Stored records

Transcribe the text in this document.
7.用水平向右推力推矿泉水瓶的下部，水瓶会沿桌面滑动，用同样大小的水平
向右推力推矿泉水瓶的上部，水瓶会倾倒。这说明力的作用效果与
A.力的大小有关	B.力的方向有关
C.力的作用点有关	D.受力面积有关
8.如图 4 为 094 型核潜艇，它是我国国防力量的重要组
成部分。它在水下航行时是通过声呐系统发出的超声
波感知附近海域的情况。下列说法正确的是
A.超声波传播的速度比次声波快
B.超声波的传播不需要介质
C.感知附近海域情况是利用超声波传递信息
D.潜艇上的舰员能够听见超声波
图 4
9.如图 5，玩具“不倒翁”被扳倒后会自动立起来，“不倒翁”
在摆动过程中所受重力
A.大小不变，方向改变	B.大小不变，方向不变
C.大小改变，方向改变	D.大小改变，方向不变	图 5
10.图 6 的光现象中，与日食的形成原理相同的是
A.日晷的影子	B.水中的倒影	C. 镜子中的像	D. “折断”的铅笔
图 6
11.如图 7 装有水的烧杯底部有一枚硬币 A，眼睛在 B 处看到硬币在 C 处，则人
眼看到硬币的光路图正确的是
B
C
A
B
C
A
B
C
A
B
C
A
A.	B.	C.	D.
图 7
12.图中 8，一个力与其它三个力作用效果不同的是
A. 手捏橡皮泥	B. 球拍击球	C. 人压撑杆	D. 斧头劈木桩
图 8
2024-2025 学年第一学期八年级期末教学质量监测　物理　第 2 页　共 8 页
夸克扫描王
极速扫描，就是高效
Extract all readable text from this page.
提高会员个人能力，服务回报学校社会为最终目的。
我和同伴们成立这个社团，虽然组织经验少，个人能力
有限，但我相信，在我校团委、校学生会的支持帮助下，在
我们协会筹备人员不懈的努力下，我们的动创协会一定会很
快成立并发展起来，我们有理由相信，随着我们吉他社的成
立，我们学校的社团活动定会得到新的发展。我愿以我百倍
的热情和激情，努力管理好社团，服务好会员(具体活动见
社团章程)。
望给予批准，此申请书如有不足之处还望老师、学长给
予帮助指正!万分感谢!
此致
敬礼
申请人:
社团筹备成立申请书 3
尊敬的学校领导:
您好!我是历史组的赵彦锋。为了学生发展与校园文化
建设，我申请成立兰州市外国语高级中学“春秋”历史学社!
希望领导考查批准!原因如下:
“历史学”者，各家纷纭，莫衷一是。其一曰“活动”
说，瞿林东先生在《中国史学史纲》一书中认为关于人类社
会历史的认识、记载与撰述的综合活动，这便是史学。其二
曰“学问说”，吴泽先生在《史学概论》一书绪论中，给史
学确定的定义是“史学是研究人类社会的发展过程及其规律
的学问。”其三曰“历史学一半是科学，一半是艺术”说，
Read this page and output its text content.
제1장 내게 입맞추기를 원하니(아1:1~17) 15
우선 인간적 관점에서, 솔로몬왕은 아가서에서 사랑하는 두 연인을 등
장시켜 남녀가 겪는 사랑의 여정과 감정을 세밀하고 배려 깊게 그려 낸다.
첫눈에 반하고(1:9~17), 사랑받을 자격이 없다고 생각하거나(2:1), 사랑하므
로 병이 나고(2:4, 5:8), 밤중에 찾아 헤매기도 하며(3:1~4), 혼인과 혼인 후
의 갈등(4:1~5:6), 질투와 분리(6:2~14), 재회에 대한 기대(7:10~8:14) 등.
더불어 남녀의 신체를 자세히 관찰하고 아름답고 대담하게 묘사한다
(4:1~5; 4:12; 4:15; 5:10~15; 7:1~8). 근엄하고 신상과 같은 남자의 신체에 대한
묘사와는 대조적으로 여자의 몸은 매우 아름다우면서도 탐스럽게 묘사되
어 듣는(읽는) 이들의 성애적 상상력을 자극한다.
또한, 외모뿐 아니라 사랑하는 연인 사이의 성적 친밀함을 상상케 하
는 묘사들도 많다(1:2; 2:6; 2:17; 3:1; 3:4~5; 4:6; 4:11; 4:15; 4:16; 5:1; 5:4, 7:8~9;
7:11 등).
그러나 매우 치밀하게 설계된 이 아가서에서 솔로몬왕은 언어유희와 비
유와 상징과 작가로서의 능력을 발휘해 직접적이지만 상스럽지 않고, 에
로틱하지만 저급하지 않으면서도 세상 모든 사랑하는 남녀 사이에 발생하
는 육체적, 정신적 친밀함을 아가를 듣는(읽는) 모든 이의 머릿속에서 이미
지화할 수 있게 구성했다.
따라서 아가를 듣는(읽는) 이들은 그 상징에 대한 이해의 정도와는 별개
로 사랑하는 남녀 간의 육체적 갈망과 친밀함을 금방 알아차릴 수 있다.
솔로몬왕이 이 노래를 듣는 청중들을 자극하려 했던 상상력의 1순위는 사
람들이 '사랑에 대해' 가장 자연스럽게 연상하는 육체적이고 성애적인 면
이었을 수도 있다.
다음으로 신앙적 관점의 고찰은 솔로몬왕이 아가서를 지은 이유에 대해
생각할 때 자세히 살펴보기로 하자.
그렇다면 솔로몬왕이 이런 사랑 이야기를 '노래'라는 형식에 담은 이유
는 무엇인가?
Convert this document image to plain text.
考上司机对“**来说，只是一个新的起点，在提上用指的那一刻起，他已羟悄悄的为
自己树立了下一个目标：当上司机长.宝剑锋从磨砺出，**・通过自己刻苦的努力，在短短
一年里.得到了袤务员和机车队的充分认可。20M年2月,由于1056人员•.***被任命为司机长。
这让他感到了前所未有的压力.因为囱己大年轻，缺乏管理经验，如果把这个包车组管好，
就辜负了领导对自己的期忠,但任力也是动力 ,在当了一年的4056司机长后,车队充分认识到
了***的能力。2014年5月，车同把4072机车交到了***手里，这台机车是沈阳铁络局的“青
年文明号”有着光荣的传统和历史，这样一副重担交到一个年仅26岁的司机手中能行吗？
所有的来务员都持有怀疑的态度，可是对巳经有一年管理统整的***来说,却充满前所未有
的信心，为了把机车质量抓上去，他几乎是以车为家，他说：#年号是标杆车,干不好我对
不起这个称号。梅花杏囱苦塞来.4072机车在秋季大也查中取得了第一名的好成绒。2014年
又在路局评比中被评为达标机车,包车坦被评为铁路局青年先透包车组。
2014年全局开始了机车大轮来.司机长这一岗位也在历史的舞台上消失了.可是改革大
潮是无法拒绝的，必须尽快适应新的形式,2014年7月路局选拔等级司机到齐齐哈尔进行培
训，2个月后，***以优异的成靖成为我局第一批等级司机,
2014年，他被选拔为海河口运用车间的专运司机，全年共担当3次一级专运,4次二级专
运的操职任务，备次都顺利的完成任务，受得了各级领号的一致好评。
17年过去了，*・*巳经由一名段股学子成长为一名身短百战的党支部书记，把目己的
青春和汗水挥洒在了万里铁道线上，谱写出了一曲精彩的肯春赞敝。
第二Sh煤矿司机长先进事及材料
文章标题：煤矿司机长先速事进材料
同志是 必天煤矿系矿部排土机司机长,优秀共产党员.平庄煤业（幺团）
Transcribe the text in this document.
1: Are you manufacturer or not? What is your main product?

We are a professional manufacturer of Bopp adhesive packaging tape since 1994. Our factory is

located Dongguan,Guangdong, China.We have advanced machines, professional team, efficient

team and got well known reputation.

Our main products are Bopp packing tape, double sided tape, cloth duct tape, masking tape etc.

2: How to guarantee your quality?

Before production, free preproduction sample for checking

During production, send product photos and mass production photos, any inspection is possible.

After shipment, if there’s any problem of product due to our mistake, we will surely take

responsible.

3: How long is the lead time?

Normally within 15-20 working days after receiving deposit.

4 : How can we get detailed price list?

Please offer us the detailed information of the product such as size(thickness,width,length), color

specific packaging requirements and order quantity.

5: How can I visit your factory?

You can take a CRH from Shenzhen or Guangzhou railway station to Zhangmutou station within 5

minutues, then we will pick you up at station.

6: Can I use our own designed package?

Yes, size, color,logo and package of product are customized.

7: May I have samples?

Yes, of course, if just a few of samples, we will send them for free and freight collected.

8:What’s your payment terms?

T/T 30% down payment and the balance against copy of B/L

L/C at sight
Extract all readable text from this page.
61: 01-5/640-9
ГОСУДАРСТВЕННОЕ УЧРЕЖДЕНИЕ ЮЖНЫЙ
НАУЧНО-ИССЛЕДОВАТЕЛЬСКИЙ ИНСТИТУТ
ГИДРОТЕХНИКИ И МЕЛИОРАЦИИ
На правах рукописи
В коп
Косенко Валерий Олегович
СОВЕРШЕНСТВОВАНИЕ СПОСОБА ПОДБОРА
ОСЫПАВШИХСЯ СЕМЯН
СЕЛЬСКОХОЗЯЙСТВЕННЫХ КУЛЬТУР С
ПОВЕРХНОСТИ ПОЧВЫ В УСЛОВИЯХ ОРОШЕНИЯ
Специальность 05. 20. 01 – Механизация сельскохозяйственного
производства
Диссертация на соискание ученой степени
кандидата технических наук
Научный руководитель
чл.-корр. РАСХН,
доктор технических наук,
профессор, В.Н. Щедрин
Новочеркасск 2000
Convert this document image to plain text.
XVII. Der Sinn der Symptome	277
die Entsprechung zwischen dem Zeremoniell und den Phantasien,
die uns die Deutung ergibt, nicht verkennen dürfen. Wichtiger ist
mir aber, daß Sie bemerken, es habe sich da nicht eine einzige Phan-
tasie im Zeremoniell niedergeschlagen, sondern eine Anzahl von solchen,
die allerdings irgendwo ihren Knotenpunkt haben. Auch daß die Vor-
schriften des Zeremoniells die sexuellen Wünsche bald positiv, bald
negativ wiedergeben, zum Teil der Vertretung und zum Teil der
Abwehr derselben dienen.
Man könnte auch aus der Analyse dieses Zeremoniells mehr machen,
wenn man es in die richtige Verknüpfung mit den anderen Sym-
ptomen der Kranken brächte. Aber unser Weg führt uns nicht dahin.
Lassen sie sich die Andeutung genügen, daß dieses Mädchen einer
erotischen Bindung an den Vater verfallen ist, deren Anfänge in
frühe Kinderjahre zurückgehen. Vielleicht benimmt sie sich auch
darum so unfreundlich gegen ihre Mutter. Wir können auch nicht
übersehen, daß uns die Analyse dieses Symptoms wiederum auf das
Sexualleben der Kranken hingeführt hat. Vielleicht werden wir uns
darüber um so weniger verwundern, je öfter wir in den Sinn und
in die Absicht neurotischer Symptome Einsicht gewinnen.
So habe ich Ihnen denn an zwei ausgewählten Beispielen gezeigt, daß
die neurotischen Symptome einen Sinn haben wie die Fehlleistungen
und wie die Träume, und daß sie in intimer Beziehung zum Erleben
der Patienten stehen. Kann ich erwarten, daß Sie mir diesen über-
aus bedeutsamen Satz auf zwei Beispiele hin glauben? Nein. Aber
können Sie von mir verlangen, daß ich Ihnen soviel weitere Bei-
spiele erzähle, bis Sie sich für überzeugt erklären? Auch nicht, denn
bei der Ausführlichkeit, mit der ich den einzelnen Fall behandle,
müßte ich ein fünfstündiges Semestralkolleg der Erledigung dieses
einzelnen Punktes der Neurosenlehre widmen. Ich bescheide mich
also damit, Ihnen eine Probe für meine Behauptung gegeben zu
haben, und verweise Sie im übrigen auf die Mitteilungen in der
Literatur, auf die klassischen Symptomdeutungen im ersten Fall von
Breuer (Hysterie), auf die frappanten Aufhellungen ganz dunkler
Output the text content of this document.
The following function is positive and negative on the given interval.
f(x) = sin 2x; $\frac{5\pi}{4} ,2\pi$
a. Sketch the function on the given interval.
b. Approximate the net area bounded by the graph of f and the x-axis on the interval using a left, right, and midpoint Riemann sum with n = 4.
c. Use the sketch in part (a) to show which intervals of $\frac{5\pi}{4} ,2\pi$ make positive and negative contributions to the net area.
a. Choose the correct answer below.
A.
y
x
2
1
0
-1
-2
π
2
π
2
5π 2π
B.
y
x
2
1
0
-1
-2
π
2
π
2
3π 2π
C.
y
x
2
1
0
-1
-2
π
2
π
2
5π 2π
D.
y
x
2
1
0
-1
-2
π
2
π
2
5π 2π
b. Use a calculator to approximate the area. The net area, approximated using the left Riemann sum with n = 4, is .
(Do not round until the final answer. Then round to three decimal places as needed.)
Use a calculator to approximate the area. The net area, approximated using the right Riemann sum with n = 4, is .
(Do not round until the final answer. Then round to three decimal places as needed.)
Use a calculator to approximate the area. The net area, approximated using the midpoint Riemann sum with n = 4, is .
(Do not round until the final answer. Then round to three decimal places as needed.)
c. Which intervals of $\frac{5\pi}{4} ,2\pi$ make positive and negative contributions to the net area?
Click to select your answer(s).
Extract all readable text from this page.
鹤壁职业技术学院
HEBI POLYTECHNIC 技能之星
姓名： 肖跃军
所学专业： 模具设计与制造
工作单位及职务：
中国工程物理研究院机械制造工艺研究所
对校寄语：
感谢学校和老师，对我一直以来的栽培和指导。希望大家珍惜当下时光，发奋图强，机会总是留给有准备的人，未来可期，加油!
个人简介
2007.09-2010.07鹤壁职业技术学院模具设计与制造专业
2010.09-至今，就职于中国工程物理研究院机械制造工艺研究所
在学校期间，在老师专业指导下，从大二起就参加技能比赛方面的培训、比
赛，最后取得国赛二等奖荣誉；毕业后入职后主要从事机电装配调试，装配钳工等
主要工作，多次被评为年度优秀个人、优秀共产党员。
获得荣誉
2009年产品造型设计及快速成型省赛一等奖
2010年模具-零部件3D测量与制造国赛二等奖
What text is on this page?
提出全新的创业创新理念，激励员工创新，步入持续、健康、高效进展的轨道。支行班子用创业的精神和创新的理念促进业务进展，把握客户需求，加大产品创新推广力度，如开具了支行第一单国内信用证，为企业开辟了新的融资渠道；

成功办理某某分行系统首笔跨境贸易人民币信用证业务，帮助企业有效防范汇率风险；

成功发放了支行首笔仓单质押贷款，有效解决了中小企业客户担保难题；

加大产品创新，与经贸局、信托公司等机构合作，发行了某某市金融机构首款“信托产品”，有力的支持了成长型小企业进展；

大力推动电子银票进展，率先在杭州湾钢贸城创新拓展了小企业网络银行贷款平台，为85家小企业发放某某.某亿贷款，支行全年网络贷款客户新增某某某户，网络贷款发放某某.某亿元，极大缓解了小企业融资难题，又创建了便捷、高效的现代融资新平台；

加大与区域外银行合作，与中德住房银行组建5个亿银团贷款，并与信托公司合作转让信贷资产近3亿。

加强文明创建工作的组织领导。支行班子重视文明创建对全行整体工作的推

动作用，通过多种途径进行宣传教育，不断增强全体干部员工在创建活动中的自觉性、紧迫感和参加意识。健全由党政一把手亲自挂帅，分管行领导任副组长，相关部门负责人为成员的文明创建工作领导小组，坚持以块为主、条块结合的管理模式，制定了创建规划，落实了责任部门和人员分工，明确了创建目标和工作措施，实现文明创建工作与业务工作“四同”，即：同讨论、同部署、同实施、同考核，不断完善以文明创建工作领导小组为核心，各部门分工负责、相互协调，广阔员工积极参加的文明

- Description of the task -
Look over the listing above. Pick out and copy every line that includes "manufacturer".

- Task solution -
1: Are you manufacturer or not? What is your main product?
We are a professional manufacturer of Bopp adhesive packaging tape since 1994. Our factory is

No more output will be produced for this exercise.